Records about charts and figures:
---

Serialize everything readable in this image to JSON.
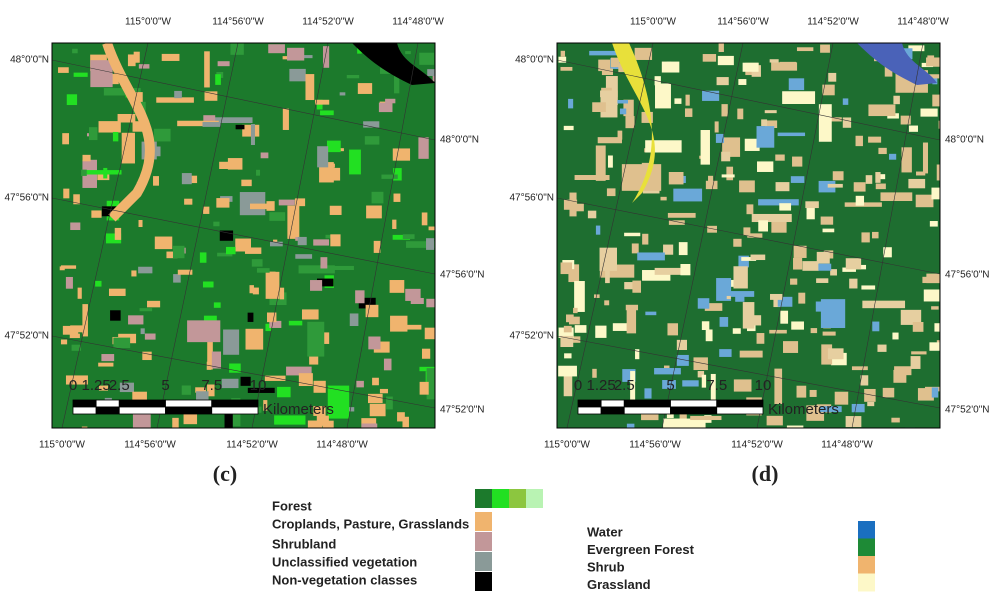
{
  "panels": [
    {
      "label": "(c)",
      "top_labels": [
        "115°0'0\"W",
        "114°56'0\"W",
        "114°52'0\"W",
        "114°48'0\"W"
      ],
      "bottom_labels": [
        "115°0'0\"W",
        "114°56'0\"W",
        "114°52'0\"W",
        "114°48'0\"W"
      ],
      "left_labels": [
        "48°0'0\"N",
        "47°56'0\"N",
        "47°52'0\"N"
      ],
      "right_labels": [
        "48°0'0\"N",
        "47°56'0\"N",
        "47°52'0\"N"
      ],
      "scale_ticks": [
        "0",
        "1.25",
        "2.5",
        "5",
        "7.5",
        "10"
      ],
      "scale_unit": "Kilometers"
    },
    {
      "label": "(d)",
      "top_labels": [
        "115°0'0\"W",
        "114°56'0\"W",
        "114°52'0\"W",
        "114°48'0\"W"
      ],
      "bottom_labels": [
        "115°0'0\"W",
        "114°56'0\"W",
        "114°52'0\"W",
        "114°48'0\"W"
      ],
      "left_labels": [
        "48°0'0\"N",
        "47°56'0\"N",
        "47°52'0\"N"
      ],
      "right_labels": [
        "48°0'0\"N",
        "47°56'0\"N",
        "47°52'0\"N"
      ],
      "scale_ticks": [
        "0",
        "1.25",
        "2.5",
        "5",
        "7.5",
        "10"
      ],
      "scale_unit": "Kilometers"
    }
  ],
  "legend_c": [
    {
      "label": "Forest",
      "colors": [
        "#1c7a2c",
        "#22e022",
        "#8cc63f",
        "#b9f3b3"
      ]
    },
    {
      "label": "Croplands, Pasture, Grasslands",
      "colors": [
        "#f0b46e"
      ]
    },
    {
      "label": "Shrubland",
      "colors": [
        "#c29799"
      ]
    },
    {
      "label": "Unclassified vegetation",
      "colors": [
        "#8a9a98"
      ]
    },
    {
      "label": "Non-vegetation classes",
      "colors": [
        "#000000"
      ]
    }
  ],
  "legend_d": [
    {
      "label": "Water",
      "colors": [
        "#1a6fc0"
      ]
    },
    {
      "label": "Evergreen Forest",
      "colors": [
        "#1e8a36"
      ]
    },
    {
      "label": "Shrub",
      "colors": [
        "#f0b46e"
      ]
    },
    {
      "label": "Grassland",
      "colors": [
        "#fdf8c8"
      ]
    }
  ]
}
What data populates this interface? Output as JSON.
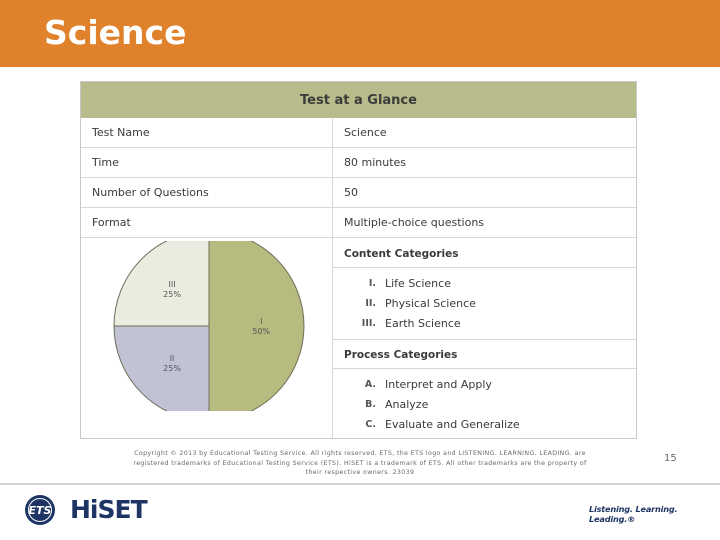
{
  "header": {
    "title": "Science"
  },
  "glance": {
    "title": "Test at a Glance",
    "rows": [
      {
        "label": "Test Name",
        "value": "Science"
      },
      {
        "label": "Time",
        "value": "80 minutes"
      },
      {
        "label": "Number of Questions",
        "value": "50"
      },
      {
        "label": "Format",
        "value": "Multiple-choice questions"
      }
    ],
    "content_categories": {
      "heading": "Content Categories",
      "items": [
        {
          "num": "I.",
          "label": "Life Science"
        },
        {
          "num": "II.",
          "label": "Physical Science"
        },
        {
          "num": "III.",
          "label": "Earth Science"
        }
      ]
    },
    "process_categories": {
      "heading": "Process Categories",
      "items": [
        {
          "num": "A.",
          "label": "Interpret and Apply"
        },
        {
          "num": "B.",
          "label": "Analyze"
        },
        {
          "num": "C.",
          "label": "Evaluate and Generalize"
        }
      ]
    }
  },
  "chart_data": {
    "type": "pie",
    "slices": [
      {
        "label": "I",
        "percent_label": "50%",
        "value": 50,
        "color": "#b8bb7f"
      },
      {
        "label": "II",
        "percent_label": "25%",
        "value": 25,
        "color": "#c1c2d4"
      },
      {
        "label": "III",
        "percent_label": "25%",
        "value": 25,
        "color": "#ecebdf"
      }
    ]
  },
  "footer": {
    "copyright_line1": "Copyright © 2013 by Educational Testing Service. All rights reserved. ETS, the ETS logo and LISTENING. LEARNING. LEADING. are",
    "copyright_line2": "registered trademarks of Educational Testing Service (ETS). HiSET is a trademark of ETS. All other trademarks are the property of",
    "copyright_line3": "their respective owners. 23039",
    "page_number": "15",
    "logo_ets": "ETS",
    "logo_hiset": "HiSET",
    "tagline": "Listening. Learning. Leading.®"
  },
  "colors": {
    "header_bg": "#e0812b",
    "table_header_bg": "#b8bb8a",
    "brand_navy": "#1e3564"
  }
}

---

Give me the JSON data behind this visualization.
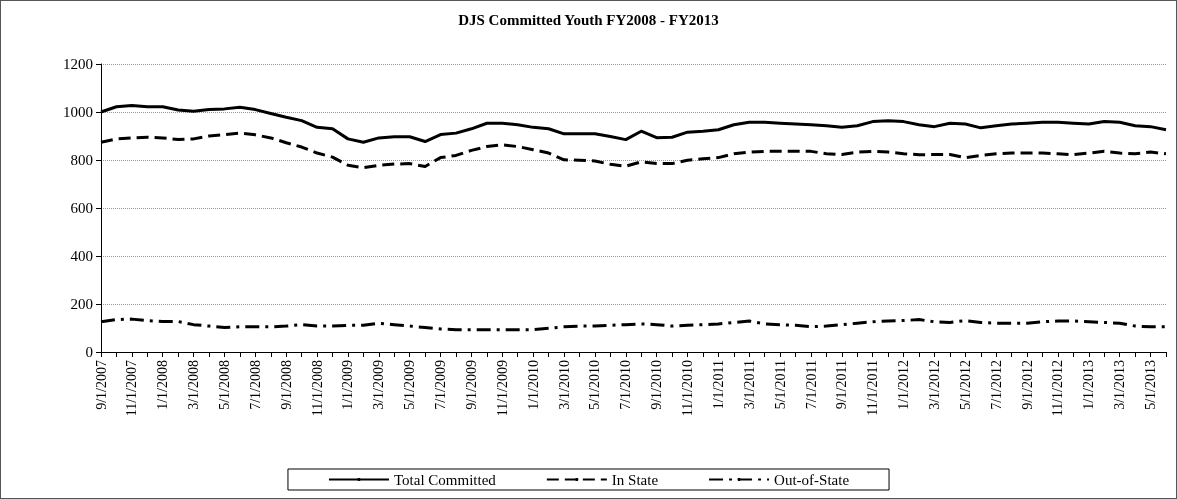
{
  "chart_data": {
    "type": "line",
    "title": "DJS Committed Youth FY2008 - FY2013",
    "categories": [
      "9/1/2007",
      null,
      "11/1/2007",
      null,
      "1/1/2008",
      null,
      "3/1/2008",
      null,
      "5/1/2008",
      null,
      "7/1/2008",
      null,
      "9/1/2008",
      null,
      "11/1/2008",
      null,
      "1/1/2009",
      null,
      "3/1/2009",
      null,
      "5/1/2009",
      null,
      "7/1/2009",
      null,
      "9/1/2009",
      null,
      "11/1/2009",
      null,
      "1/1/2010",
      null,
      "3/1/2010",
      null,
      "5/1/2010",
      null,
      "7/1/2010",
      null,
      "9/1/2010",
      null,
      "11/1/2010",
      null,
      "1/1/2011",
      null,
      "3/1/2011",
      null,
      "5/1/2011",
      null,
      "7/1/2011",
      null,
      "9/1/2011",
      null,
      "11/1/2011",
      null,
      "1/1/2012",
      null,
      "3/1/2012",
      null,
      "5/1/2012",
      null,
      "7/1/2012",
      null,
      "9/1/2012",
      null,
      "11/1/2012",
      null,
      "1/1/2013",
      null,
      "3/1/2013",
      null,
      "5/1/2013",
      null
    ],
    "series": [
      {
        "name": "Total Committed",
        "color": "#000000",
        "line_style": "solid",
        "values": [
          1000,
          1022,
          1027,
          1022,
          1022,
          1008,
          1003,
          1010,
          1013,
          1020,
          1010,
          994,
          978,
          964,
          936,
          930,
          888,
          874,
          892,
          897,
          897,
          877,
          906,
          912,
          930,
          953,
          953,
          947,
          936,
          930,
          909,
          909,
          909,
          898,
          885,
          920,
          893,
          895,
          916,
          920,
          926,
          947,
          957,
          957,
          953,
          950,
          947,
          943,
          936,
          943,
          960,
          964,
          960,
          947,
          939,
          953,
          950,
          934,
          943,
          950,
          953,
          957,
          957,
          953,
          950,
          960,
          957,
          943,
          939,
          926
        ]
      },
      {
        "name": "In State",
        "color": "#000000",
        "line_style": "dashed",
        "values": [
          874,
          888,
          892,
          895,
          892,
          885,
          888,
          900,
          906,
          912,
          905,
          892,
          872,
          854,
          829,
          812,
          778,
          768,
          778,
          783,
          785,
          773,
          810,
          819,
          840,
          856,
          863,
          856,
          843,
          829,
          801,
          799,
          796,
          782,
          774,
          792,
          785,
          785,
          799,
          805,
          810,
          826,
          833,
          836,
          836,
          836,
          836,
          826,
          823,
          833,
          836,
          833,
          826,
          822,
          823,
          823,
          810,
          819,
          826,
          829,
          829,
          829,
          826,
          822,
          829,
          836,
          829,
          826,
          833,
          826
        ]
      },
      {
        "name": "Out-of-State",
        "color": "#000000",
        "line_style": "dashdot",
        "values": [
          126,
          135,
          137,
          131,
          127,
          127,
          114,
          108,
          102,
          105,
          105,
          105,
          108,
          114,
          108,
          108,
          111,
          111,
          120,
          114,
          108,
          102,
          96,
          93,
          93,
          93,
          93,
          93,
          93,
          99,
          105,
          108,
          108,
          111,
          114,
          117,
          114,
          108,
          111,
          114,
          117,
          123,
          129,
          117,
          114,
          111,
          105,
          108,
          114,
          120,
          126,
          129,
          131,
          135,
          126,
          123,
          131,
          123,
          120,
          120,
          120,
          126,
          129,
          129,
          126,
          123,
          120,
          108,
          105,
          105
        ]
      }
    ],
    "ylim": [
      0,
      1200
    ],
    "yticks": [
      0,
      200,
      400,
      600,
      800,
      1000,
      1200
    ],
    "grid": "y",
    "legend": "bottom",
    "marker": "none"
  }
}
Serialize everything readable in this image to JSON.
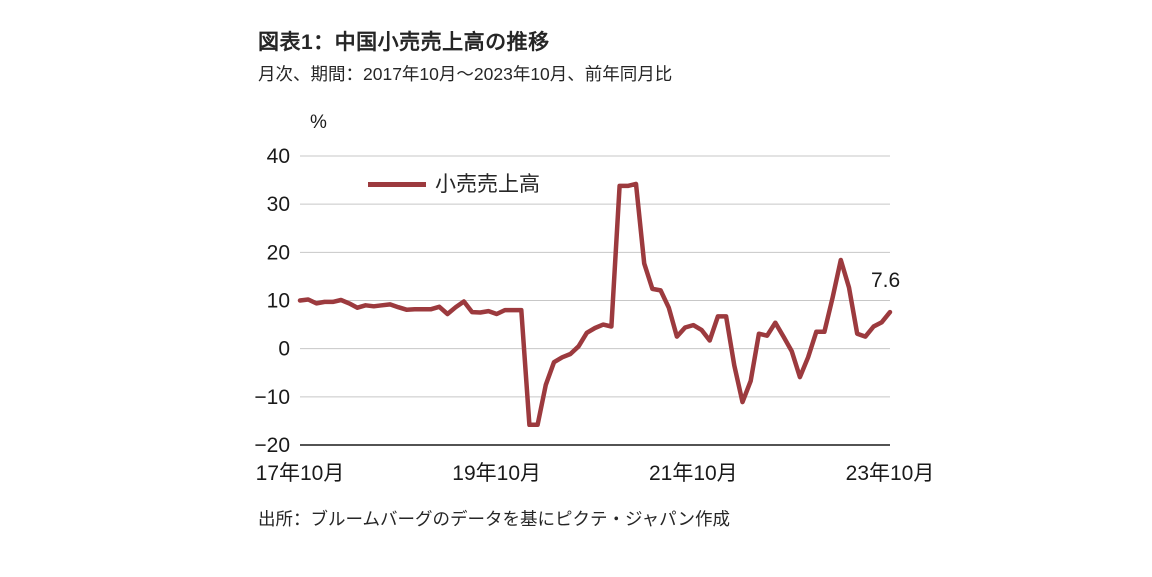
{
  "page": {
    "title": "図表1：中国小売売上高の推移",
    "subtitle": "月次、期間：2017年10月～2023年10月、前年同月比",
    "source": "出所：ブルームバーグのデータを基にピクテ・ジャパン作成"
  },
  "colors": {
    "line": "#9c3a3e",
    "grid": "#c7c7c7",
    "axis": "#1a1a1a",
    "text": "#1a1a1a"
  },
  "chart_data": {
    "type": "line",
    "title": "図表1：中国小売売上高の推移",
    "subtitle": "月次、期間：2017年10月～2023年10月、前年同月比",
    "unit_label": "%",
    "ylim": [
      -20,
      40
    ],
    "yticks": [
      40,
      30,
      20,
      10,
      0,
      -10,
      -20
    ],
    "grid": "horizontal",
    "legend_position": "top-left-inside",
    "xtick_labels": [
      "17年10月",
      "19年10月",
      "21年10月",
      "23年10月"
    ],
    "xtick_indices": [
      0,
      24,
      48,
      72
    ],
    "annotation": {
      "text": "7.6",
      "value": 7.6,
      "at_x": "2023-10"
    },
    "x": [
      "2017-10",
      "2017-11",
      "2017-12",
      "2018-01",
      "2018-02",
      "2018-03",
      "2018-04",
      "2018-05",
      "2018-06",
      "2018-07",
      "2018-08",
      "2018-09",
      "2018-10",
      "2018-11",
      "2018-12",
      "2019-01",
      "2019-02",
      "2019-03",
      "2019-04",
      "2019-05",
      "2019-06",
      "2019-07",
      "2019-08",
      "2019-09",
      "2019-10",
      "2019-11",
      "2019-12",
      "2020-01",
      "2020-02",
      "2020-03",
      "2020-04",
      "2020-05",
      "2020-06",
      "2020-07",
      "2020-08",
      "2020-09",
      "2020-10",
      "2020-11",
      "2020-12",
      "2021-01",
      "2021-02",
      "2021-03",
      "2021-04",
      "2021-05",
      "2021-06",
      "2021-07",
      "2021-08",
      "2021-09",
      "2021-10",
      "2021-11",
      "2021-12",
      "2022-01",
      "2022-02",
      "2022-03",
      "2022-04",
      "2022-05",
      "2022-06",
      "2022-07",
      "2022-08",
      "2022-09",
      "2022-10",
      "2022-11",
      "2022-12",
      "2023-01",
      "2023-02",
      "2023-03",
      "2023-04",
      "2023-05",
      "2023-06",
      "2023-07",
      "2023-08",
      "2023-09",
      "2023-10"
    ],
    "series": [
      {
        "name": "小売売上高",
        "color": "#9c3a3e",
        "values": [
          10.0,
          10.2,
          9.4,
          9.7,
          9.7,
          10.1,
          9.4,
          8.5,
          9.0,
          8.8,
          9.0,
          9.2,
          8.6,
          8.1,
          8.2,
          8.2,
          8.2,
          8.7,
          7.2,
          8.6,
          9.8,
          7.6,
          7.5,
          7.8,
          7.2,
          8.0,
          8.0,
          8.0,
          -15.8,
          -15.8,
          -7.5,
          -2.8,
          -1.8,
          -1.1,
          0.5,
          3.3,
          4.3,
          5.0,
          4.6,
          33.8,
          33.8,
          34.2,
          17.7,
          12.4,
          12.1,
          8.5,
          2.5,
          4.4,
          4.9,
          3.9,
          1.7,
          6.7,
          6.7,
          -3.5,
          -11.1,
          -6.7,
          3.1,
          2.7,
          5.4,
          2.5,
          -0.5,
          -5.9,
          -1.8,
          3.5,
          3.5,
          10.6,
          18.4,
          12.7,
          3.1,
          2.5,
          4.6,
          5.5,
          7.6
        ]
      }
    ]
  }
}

---

Search the data for "Service" and list every line in which it occurs.

Answer to the task:
    "copyright_line1": "Copyright © 2013 by Educational Testing Service. All rights reserved. ETS, the ETS logo and LISTENING. LEARNING. LEADING. are",
    "copyright_line2": "registered trademarks of Educational Testing Service (ETS). HiSET is a trademark of ETS. All other trademarks are the property of",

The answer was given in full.